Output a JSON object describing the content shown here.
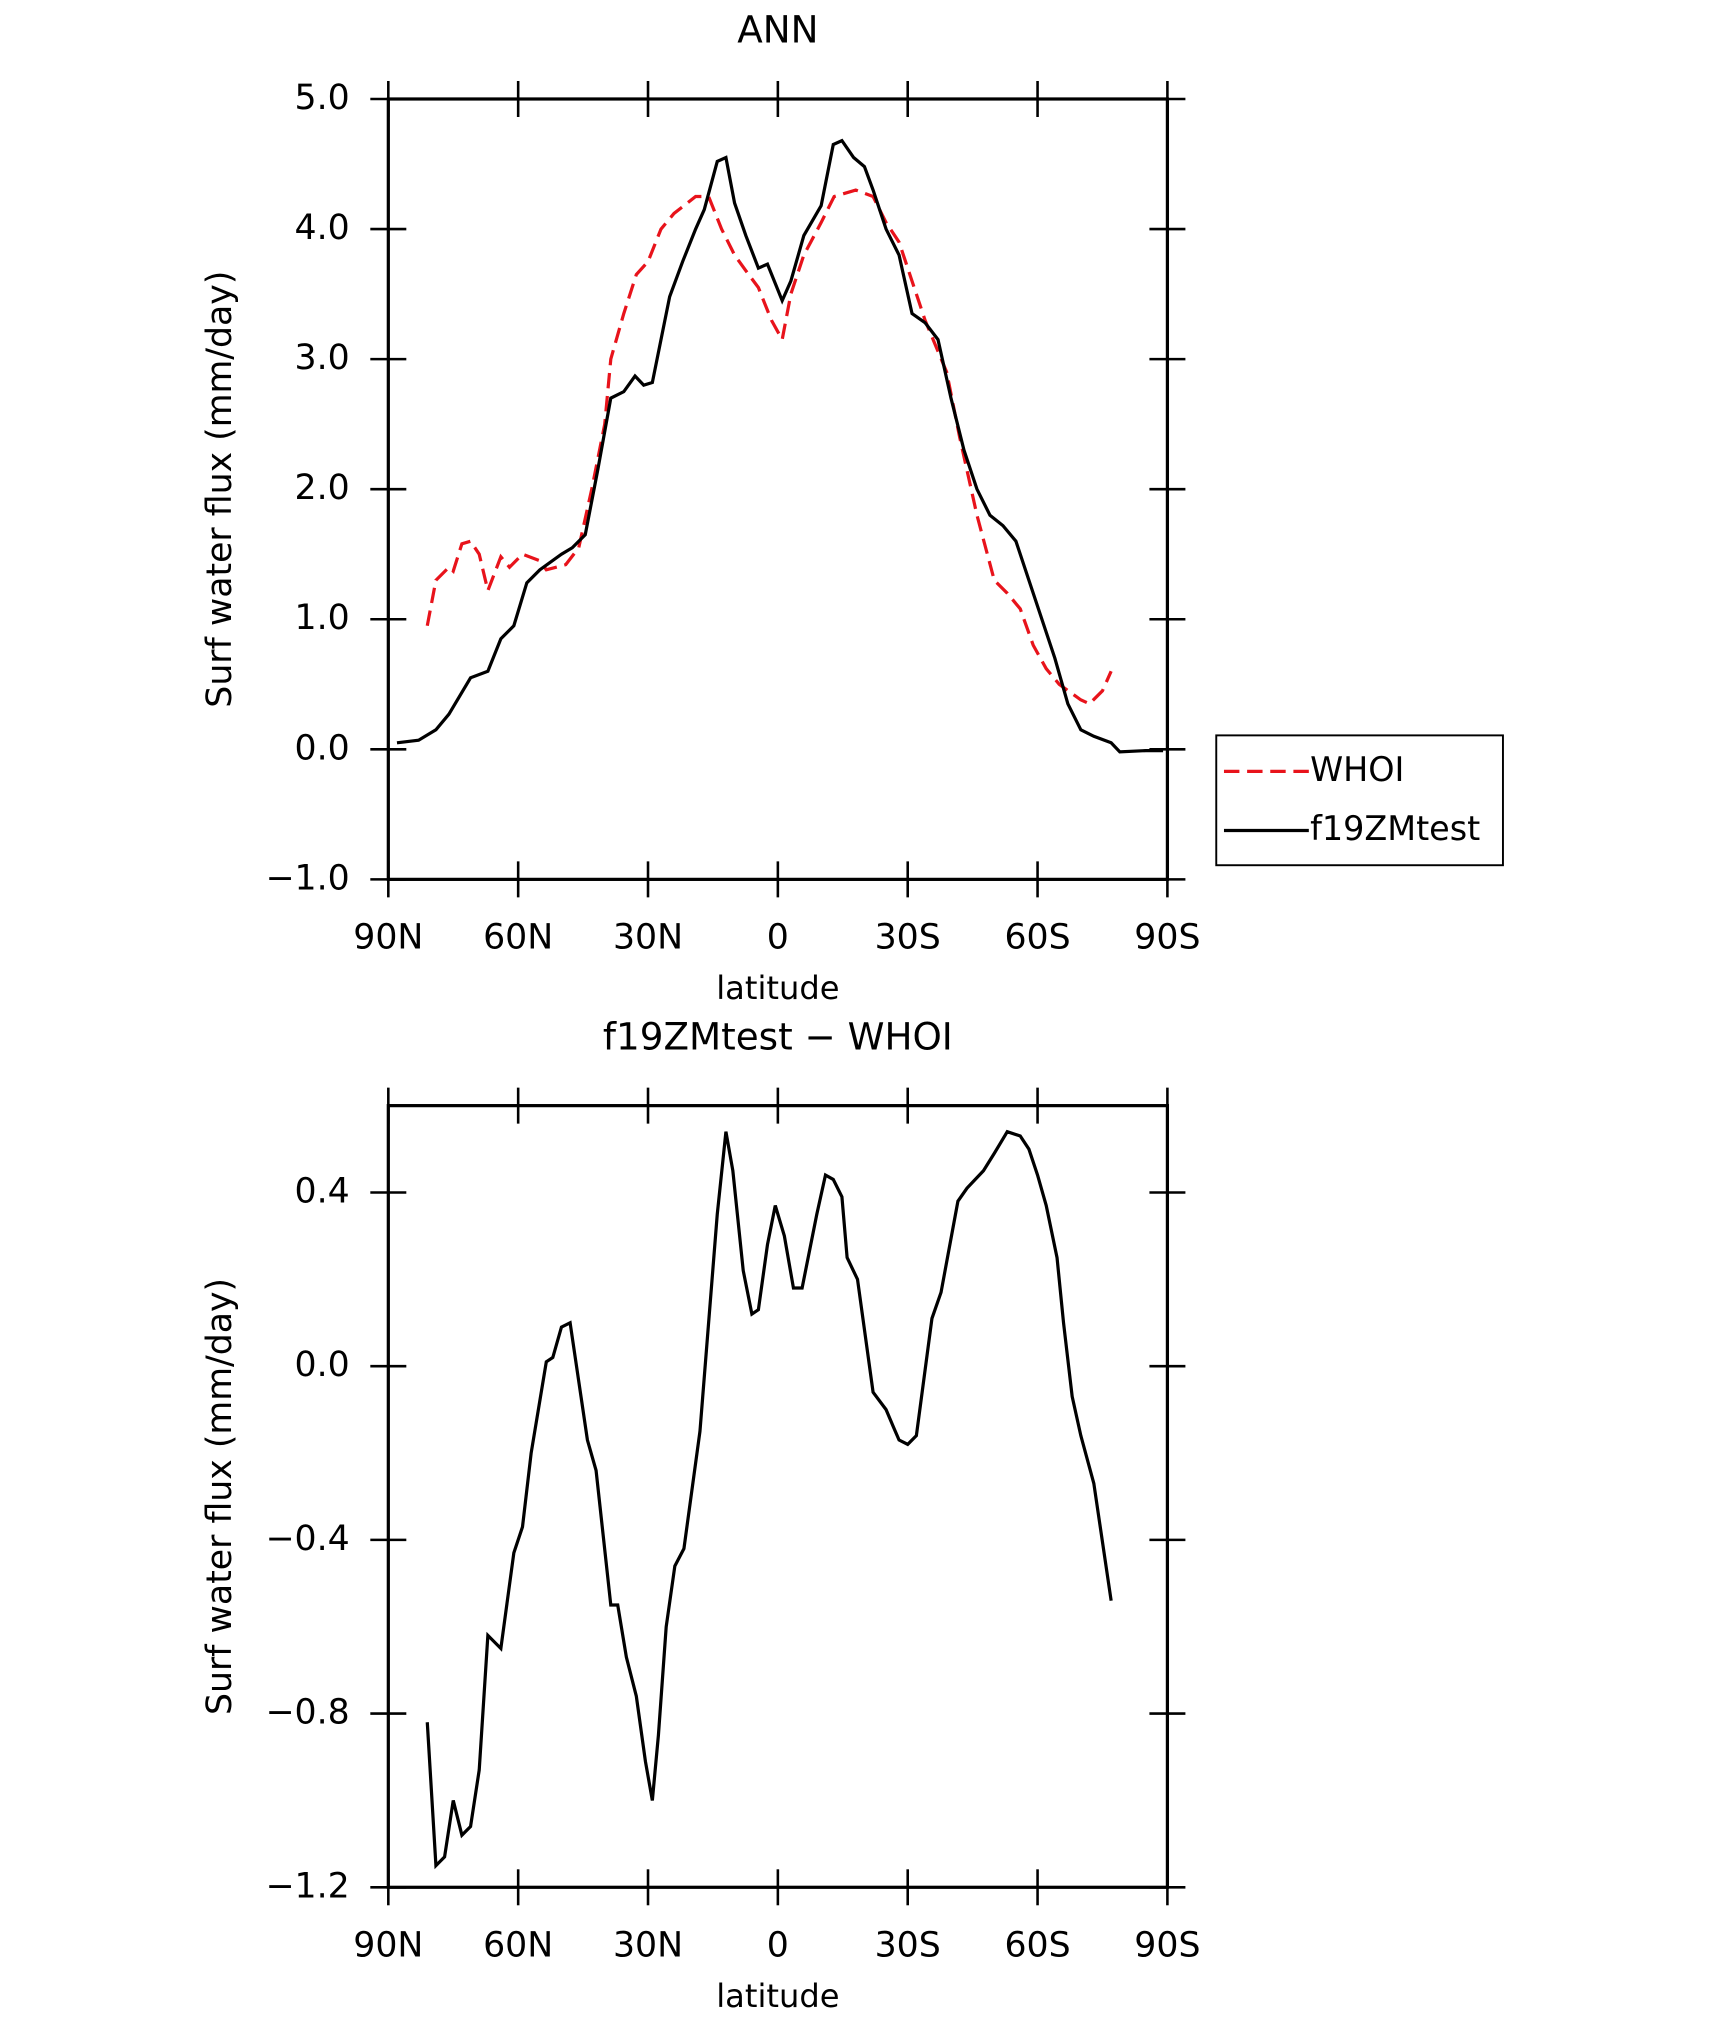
{
  "chart_data": [
    {
      "type": "line",
      "title": "ANN",
      "ylabel": "Surf water flux (mm/day)",
      "xlabel": "latitude",
      "xlim": [
        90,
        -90
      ],
      "xticks": [
        {
          "value": 90,
          "label": "90N"
        },
        {
          "value": 60,
          "label": "60N"
        },
        {
          "value": 30,
          "label": "30N"
        },
        0,
        {
          "value": -30,
          "label": "30S"
        },
        {
          "value": -60,
          "label": "60S"
        },
        {
          "value": -90,
          "label": "90S"
        }
      ],
      "ylim": [
        -1.0,
        5.0
      ],
      "yticks": [
        {
          "value": 5,
          "label": "5.0"
        },
        {
          "value": 4,
          "label": "4.0"
        },
        {
          "value": 3,
          "label": "3.0"
        },
        {
          "value": 2,
          "label": "2.0"
        },
        {
          "value": 1,
          "label": "1.0"
        },
        {
          "value": 0,
          "label": "0.0"
        },
        {
          "value": -1,
          "label": "−1.0"
        }
      ],
      "legend": "outside-right",
      "series": [
        {
          "name": "WHOI",
          "color": "#e8131b",
          "style": "dashed",
          "x": [
            81,
            79,
            76,
            75,
            73,
            71,
            69,
            67,
            64,
            62,
            59,
            55,
            53.5,
            49,
            46,
            43,
            40,
            38.6,
            35.6,
            32.7,
            30,
            27,
            24,
            19,
            16,
            13,
            10,
            7.4,
            4.5,
            1.5,
            -1,
            -3,
            -6,
            -10,
            -13,
            -18,
            -22,
            -25,
            -28,
            -31,
            -34,
            -39,
            -42,
            -46,
            -50,
            -53,
            -56,
            -59,
            -62,
            -65,
            -70,
            -72,
            -75,
            -77
          ],
          "values": [
            0.95,
            1.3,
            1.4,
            1.37,
            1.58,
            1.6,
            1.5,
            1.22,
            1.48,
            1.4,
            1.5,
            1.45,
            1.38,
            1.42,
            1.55,
            2.0,
            2.5,
            3.0,
            3.35,
            3.65,
            3.75,
            4.0,
            4.12,
            4.25,
            4.25,
            4.0,
            3.8,
            3.68,
            3.55,
            3.3,
            3.15,
            3.5,
            3.8,
            4.05,
            4.25,
            4.3,
            4.25,
            4.05,
            3.9,
            3.6,
            3.3,
            2.9,
            2.4,
            1.8,
            1.3,
            1.2,
            1.08,
            0.8,
            0.62,
            0.5,
            0.38,
            0.35,
            0.45,
            0.6
          ]
        },
        {
          "name": "f19ZMtest",
          "color": "#000000",
          "style": "solid",
          "x": [
            88,
            83,
            79,
            76,
            71,
            67,
            64,
            61,
            58,
            55,
            50,
            47.5,
            44.5,
            41.6,
            38.6,
            35.6,
            33,
            31,
            29,
            25,
            22,
            19,
            17,
            14,
            12,
            10,
            7.4,
            4.5,
            2.4,
            -1,
            -3,
            -6,
            -10,
            -12.8,
            -14.8,
            -17.5,
            -20,
            -22,
            -25,
            -28,
            -31,
            -34,
            -37,
            -40,
            -43,
            -46,
            -49,
            -52,
            -55,
            -58,
            -61,
            -64,
            -67,
            -70,
            -73,
            -77,
            -79,
            -85,
            -89
          ],
          "values": [
            0.05,
            0.07,
            0.15,
            0.27,
            0.55,
            0.6,
            0.85,
            0.95,
            1.28,
            1.38,
            1.5,
            1.55,
            1.65,
            2.15,
            2.7,
            2.75,
            2.87,
            2.8,
            2.82,
            3.48,
            3.75,
            4.0,
            4.15,
            4.52,
            4.55,
            4.2,
            3.95,
            3.7,
            3.73,
            3.45,
            3.6,
            3.95,
            4.18,
            4.65,
            4.68,
            4.55,
            4.48,
            4.3,
            4.0,
            3.8,
            3.35,
            3.28,
            3.15,
            2.7,
            2.3,
            2.0,
            1.8,
            1.72,
            1.6,
            1.3,
            1.0,
            0.7,
            0.35,
            0.15,
            0.1,
            0.05,
            -0.02,
            -0.01,
            -0.01
          ]
        }
      ]
    },
    {
      "type": "line",
      "title": "f19ZMtest − WHOI",
      "ylabel": "Surf water flux (mm/day)",
      "xlabel": "latitude",
      "xlim": [
        90,
        -90
      ],
      "xticks": [
        {
          "value": 90,
          "label": "90N"
        },
        {
          "value": 60,
          "label": "60N"
        },
        {
          "value": 30,
          "label": "30N"
        },
        0,
        {
          "value": -30,
          "label": "30S"
        },
        {
          "value": -60,
          "label": "60S"
        },
        {
          "value": -90,
          "label": "90S"
        }
      ],
      "ylim": [
        -1.2,
        0.6
      ],
      "yticks": [
        0.4,
        {
          "value": 0,
          "label": "0.0"
        },
        {
          "value": -0.4,
          "label": "−0.4"
        },
        {
          "value": -0.8,
          "label": "−0.8"
        },
        {
          "value": -1.2,
          "label": "−1.2"
        }
      ],
      "series": [
        {
          "color": "#000000",
          "style": "solid",
          "x": [
            81,
            79,
            77,
            75,
            73,
            71,
            69,
            67,
            64,
            61,
            59,
            57,
            53.5,
            52,
            50,
            48,
            44,
            42,
            38.6,
            37,
            35,
            32.7,
            30.6,
            29,
            27.6,
            25.8,
            23.8,
            21.7,
            18,
            14,
            12,
            10.4,
            8,
            6,
            4.5,
            2.4,
            0.6,
            -1.5,
            -3.6,
            -5.6,
            -9,
            -11,
            -12.8,
            -14.8,
            -16,
            -18.4,
            -22,
            -25,
            -26.7,
            -28,
            -30,
            -32,
            -35.6,
            -37.7,
            -41.6,
            -43.7,
            -47.5,
            -50,
            -53,
            -56,
            -58,
            -60,
            -62,
            -64.5,
            -66,
            -68,
            -70,
            -73,
            -77
          ],
          "values": [
            -0.82,
            -1.15,
            -1.13,
            -1.0,
            -1.08,
            -1.06,
            -0.93,
            -0.62,
            -0.65,
            -0.43,
            -0.37,
            -0.2,
            0.01,
            0.02,
            0.09,
            0.1,
            -0.17,
            -0.24,
            -0.55,
            -0.55,
            -0.67,
            -0.76,
            -0.91,
            -1.0,
            -0.85,
            -0.6,
            -0.46,
            -0.42,
            -0.15,
            0.35,
            0.54,
            0.45,
            0.22,
            0.12,
            0.13,
            0.28,
            0.37,
            0.3,
            0.18,
            0.18,
            0.35,
            0.44,
            0.43,
            0.39,
            0.25,
            0.2,
            -0.06,
            -0.1,
            -0.14,
            -0.17,
            -0.18,
            -0.16,
            0.11,
            0.17,
            0.38,
            0.41,
            0.45,
            0.49,
            0.54,
            0.53,
            0.5,
            0.44,
            0.37,
            0.25,
            0.1,
            -0.07,
            -0.16,
            -0.27,
            -0.54
          ]
        }
      ]
    }
  ]
}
────────────────────────────────────────
### [Task description]
Leaving the pictures aside, transcribe the entire listing exactly.

### [Written response]
Output a JSON object describing the content shown here.
{
  "chart_data": [
    {
      "type": "line",
      "title": "ANN",
      "ylabel": "Surf water flux (mm/day)",
      "xlabel": "latitude",
      "xlim": [
        90,
        -90
      ],
      "xticks": [
        {
          "value": 90,
          "label": "90N"
        },
        {
          "value": 60,
          "label": "60N"
        },
        {
          "value": 30,
          "label": "30N"
        },
        0,
        {
          "value": -30,
          "label": "30S"
        },
        {
          "value": -60,
          "label": "60S"
        },
        {
          "value": -90,
          "label": "90S"
        }
      ],
      "ylim": [
        -1.0,
        5.0
      ],
      "yticks": [
        {
          "value": 5,
          "label": "5.0"
        },
        {
          "value": 4,
          "label": "4.0"
        },
        {
          "value": 3,
          "label": "3.0"
        },
        {
          "value": 2,
          "label": "2.0"
        },
        {
          "value": 1,
          "label": "1.0"
        },
        {
          "value": 0,
          "label": "0.0"
        },
        {
          "value": -1,
          "label": "−1.0"
        }
      ],
      "legend": "outside-right",
      "series": [
        {
          "name": "WHOI",
          "color": "#e8131b",
          "style": "dashed",
          "x": [
            81,
            79,
            76,
            75,
            73,
            71,
            69,
            67,
            64,
            62,
            59,
            55,
            53.5,
            49,
            46,
            43,
            40,
            38.6,
            35.6,
            32.7,
            30,
            27,
            24,
            19,
            16,
            13,
            10,
            7.4,
            4.5,
            1.5,
            -1,
            -3,
            -6,
            -10,
            -13,
            -18,
            -22,
            -25,
            -28,
            -31,
            -34,
            -39,
            -42,
            -46,
            -50,
            -53,
            -56,
            -59,
            -62,
            -65,
            -70,
            -72,
            -75,
            -77
          ],
          "values": [
            0.95,
            1.3,
            1.4,
            1.37,
            1.58,
            1.6,
            1.5,
            1.22,
            1.48,
            1.4,
            1.5,
            1.45,
            1.38,
            1.42,
            1.55,
            2.0,
            2.5,
            3.0,
            3.35,
            3.65,
            3.75,
            4.0,
            4.12,
            4.25,
            4.25,
            4.0,
            3.8,
            3.68,
            3.55,
            3.3,
            3.15,
            3.5,
            3.8,
            4.05,
            4.25,
            4.3,
            4.25,
            4.05,
            3.9,
            3.6,
            3.3,
            2.9,
            2.4,
            1.8,
            1.3,
            1.2,
            1.08,
            0.8,
            0.62,
            0.5,
            0.38,
            0.35,
            0.45,
            0.6
          ]
        },
        {
          "name": "f19ZMtest",
          "color": "#000000",
          "style": "solid",
          "x": [
            88,
            83,
            79,
            76,
            71,
            67,
            64,
            61,
            58,
            55,
            50,
            47.5,
            44.5,
            41.6,
            38.6,
            35.6,
            33,
            31,
            29,
            25,
            22,
            19,
            17,
            14,
            12,
            10,
            7.4,
            4.5,
            2.4,
            -1,
            -3,
            -6,
            -10,
            -12.8,
            -14.8,
            -17.5,
            -20,
            -22,
            -25,
            -28,
            -31,
            -34,
            -37,
            -40,
            -43,
            -46,
            -49,
            -52,
            -55,
            -58,
            -61,
            -64,
            -67,
            -70,
            -73,
            -77,
            -79,
            -85,
            -89
          ],
          "values": [
            0.05,
            0.07,
            0.15,
            0.27,
            0.55,
            0.6,
            0.85,
            0.95,
            1.28,
            1.38,
            1.5,
            1.55,
            1.65,
            2.15,
            2.7,
            2.75,
            2.87,
            2.8,
            2.82,
            3.48,
            3.75,
            4.0,
            4.15,
            4.52,
            4.55,
            4.2,
            3.95,
            3.7,
            3.73,
            3.45,
            3.6,
            3.95,
            4.18,
            4.65,
            4.68,
            4.55,
            4.48,
            4.3,
            4.0,
            3.8,
            3.35,
            3.28,
            3.15,
            2.7,
            2.3,
            2.0,
            1.8,
            1.72,
            1.6,
            1.3,
            1.0,
            0.7,
            0.35,
            0.15,
            0.1,
            0.05,
            -0.02,
            -0.01,
            -0.01
          ]
        }
      ]
    },
    {
      "type": "line",
      "title": "f19ZMtest − WHOI",
      "ylabel": "Surf water flux (mm/day)",
      "xlabel": "latitude",
      "xlim": [
        90,
        -90
      ],
      "xticks": [
        {
          "value": 90,
          "label": "90N"
        },
        {
          "value": 60,
          "label": "60N"
        },
        {
          "value": 30,
          "label": "30N"
        },
        0,
        {
          "value": -30,
          "label": "30S"
        },
        {
          "value": -60,
          "label": "60S"
        },
        {
          "value": -90,
          "label": "90S"
        }
      ],
      "ylim": [
        -1.2,
        0.6
      ],
      "yticks": [
        0.4,
        {
          "value": 0,
          "label": "0.0"
        },
        {
          "value": -0.4,
          "label": "−0.4"
        },
        {
          "value": -0.8,
          "label": "−0.8"
        },
        {
          "value": -1.2,
          "label": "−1.2"
        }
      ],
      "series": [
        {
          "color": "#000000",
          "style": "solid",
          "x": [
            81,
            79,
            77,
            75,
            73,
            71,
            69,
            67,
            64,
            61,
            59,
            57,
            53.5,
            52,
            50,
            48,
            44,
            42,
            38.6,
            37,
            35,
            32.7,
            30.6,
            29,
            27.6,
            25.8,
            23.8,
            21.7,
            18,
            14,
            12,
            10.4,
            8,
            6,
            4.5,
            2.4,
            0.6,
            -1.5,
            -3.6,
            -5.6,
            -9,
            -11,
            -12.8,
            -14.8,
            -16,
            -18.4,
            -22,
            -25,
            -26.7,
            -28,
            -30,
            -32,
            -35.6,
            -37.7,
            -41.6,
            -43.7,
            -47.5,
            -50,
            -53,
            -56,
            -58,
            -60,
            -62,
            -64.5,
            -66,
            -68,
            -70,
            -73,
            -77
          ],
          "values": [
            -0.82,
            -1.15,
            -1.13,
            -1.0,
            -1.08,
            -1.06,
            -0.93,
            -0.62,
            -0.65,
            -0.43,
            -0.37,
            -0.2,
            0.01,
            0.02,
            0.09,
            0.1,
            -0.17,
            -0.24,
            -0.55,
            -0.55,
            -0.67,
            -0.76,
            -0.91,
            -1.0,
            -0.85,
            -0.6,
            -0.46,
            -0.42,
            -0.15,
            0.35,
            0.54,
            0.45,
            0.22,
            0.12,
            0.13,
            0.28,
            0.37,
            0.3,
            0.18,
            0.18,
            0.35,
            0.44,
            0.43,
            0.39,
            0.25,
            0.2,
            -0.06,
            -0.1,
            -0.14,
            -0.17,
            -0.18,
            -0.16,
            0.11,
            0.17,
            0.38,
            0.41,
            0.45,
            0.49,
            0.54,
            0.53,
            0.5,
            0.44,
            0.37,
            0.25,
            0.1,
            -0.07,
            -0.16,
            -0.27,
            -0.54
          ]
        }
      ]
    }
  ]
}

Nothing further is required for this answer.